*Listed records*
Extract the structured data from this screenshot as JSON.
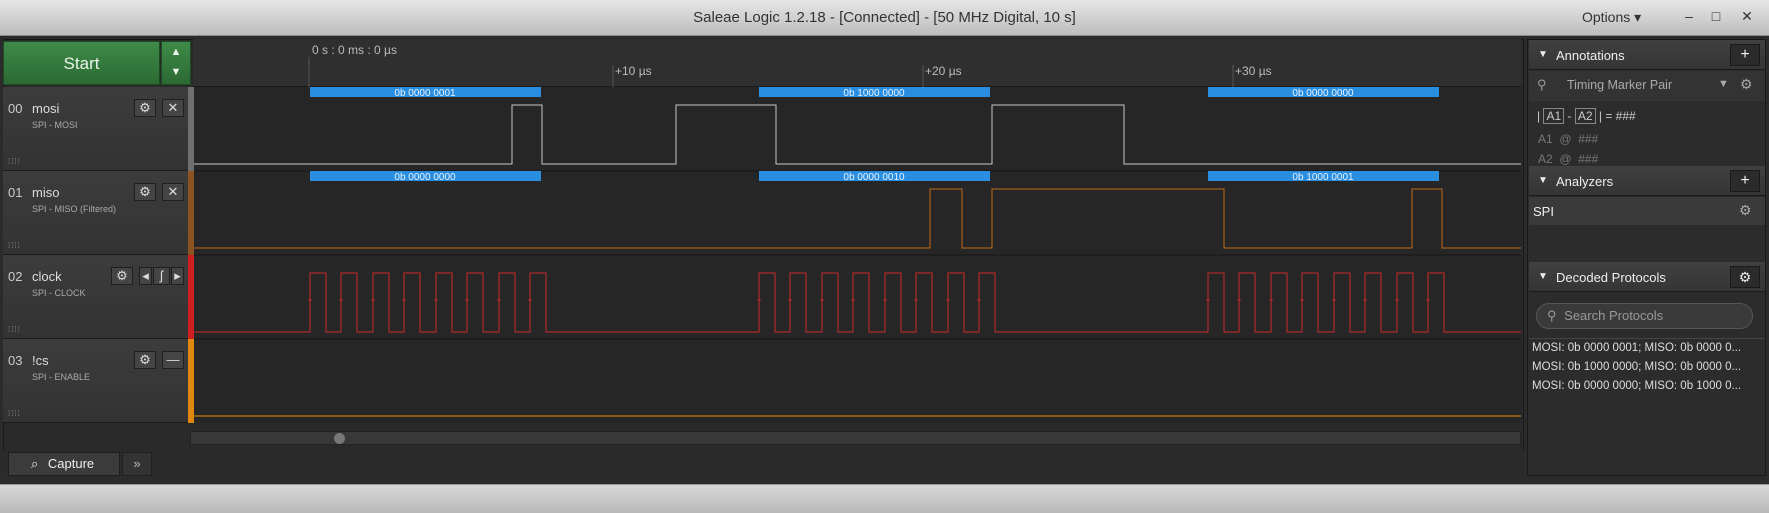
{
  "window": {
    "title": "Saleae Logic 1.2.18 - [Connected] - [50 MHz Digital, 10 s]",
    "options_label": "Options",
    "minimize": "–",
    "maximize": "□",
    "close": "✕"
  },
  "toolbar": {
    "start_label": "Start",
    "up_arrow": "▲",
    "down_arrow": "▼"
  },
  "timeline": {
    "origin": "0 s : 0 ms : 0 µs",
    "ticks": [
      "+10 µs",
      "+20 µs",
      "+30 µs"
    ]
  },
  "channels": [
    {
      "num": "00",
      "name": "mosi",
      "sub": "SPI - MOSI",
      "color": "#7a7a7a"
    },
    {
      "num": "01",
      "name": "miso",
      "sub": "SPI - MISO (Filtered)",
      "color": "#9a5a1e"
    },
    {
      "num": "02",
      "name": "clock",
      "sub": "SPI - CLOCK",
      "color": "#cc2222"
    },
    {
      "num": "03",
      "name": "!cs",
      "sub": "SPI - ENABLE",
      "color": "#e38a12"
    }
  ],
  "icons": {
    "gear": "⚙",
    "close": "✕",
    "minimize": "—",
    "arrow_left": "◂",
    "arrow_right": "▸",
    "rising_edge": "ʃ",
    "grip": "⁞⁞⁞⁞"
  },
  "mosi_bytes": [
    "0b 0000 0001",
    "0b 1000 0000",
    "0b 0000 0000"
  ],
  "miso_bytes": [
    "0b 0000 0000",
    "0b 0000 0010",
    "0b 1000 0001"
  ],
  "colors": {
    "decode": "#2a8ee0",
    "mosi": "#c8c8c8",
    "miso": "#c06a1a",
    "clock": "#cc2a2a",
    "cs": "#e8920f",
    "start": "#2f7a3a"
  },
  "bottom": {
    "capture_label": "Capture",
    "more_label": "»"
  },
  "annotations": {
    "title": "Annotations",
    "add": "+",
    "marker_pair": "Timing Marker Pair",
    "a1": "A1",
    "a2": "A2",
    "dash": "-",
    "equals": "= ###",
    "at": "@",
    "hash": "###"
  },
  "analyzers": {
    "title": "Analyzers",
    "add": "+",
    "items": [
      "SPI"
    ]
  },
  "decoded": {
    "title": "Decoded Protocols",
    "search_placeholder": "Search Protocols",
    "rows": [
      "MOSI: 0b 0000 0001;  MISO: 0b 0000 0...",
      "MOSI: 0b 1000 0000;  MISO: 0b 0000 0...",
      "MOSI: 0b 0000 0000;  MISO: 0b 1000 0..."
    ]
  }
}
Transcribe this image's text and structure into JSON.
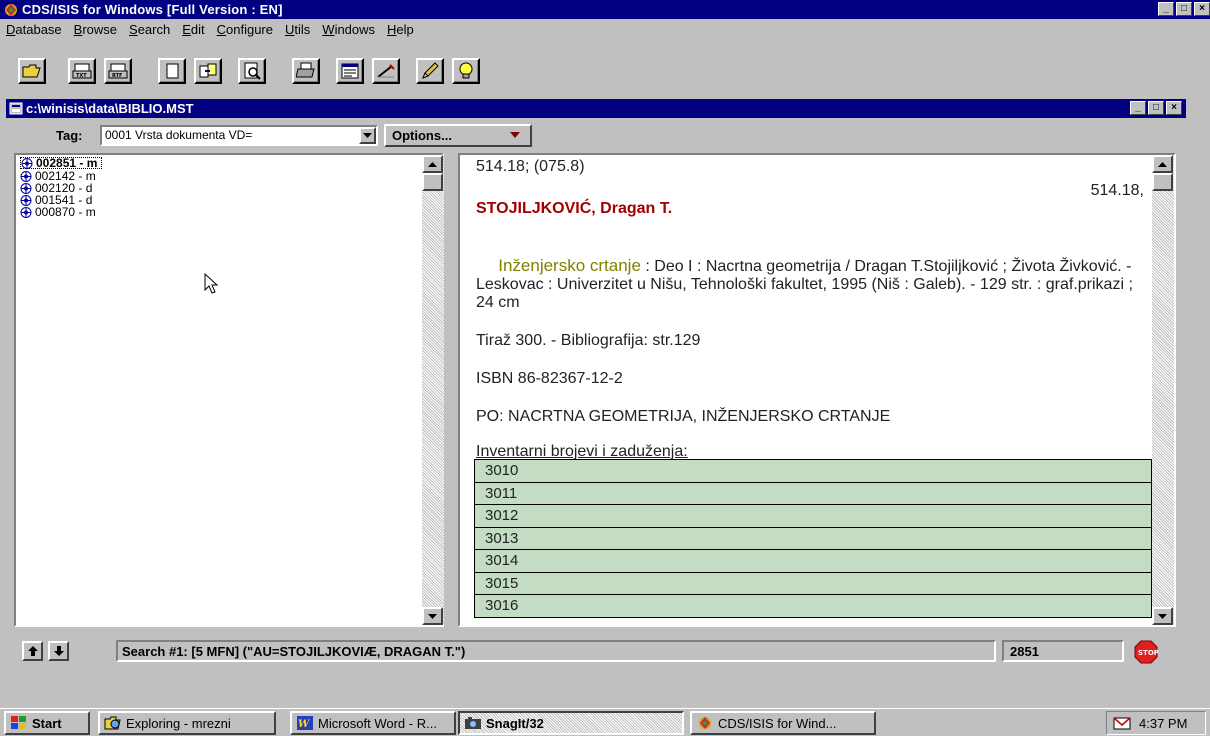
{
  "app": {
    "title": "CDS/ISIS for Windows [Full Version : EN]"
  },
  "menubar": [
    {
      "label": "Database",
      "key": "D",
      "rest": "atabase"
    },
    {
      "label": "Browse",
      "key": "B",
      "rest": "rowse"
    },
    {
      "label": "Search",
      "key": "S",
      "rest": "earch"
    },
    {
      "label": "Edit",
      "key": "E",
      "rest": "dit"
    },
    {
      "label": "Configure",
      "key": "C",
      "rest": "onfigure"
    },
    {
      "label": "Utils",
      "key": "U",
      "rest": "tils"
    },
    {
      "label": "Windows",
      "key": "W",
      "rest": "indows"
    },
    {
      "label": "Help",
      "key": "H",
      "rest": "elp"
    }
  ],
  "toolbar": {
    "icons": [
      "open-folder-icon",
      "print-txt-icon",
      "print-rtf-icon",
      "new-record-icon",
      "copy-record-icon",
      "preview-icon",
      "printer-icon",
      "form-icon",
      "edit-pen-icon",
      "pencil-icon",
      "lightbulb-icon"
    ]
  },
  "child": {
    "title": "c:\\winisis\\data\\BIBLIO.MST",
    "tag_label": "Tag:",
    "tag_value": "0001 Vrsta dokumenta  VD=",
    "options_label": "Options..."
  },
  "list": {
    "items": [
      {
        "label": "002851 - m",
        "selected": true
      },
      {
        "label": "002142 - m",
        "selected": false
      },
      {
        "label": "002120 - d",
        "selected": false
      },
      {
        "label": "001541 - d",
        "selected": false
      },
      {
        "label": "000870 - m",
        "selected": false
      }
    ]
  },
  "record": {
    "class_top": "514.18; (075.8)",
    "class_right": "514.18,",
    "author": "STOJILJKOVIĆ, Dragan T.",
    "title_part": "Inženjersko crtanje",
    "desc_rest": " : Deo I : Nacrtna geometrija / Dragan T.Stojiljković ; Života Živković. - Leskovac : Univerzitet u Nišu, Tehnološki fakultet, 1995 (Niš : Galeb). - 129 str. : graf.prikazi ; 24 cm",
    "tiraz": "Tiraž 300. - Bibliografija: str.129",
    "isbn": "ISBN 86-82367-12-2",
    "po": "PO:  NACRTNA GEOMETRIJA, INŽENJERSKO CRTANJE",
    "inv_label": "Inventarni brojevi i zaduženja:",
    "inventory": [
      "3010",
      "3011",
      "3012",
      "3013",
      "3014",
      "3015",
      "3016"
    ]
  },
  "status": {
    "search_text": "Search #1: [5 MFN] (\"AU=STOJILJKOVIÆ, DRAGAN T.\")",
    "mfn": "2851"
  },
  "taskbar": {
    "start": "Start",
    "tasks": [
      {
        "label": "Exploring - mrezni",
        "icon": "explorer-icon",
        "active": false
      },
      {
        "label": "Microsoft Word - R...",
        "icon": "word-icon",
        "active": false
      },
      {
        "label": "SnagIt/32",
        "icon": "snagit-icon",
        "active": true
      },
      {
        "label": "CDS/ISIS for Wind...",
        "icon": "cdsisis-icon",
        "active": false
      }
    ],
    "clock": "4:37 PM"
  },
  "colors": {
    "title_bar": "#000080",
    "author": "#a00000",
    "title_part": "#808000",
    "inventory_row": "#c4dcc4"
  }
}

*Instruction*
In the records above, collect each line with "Protocols".

*Full answer*
    "title": "Decoded Protocols",
    "search_placeholder": "Search Protocols",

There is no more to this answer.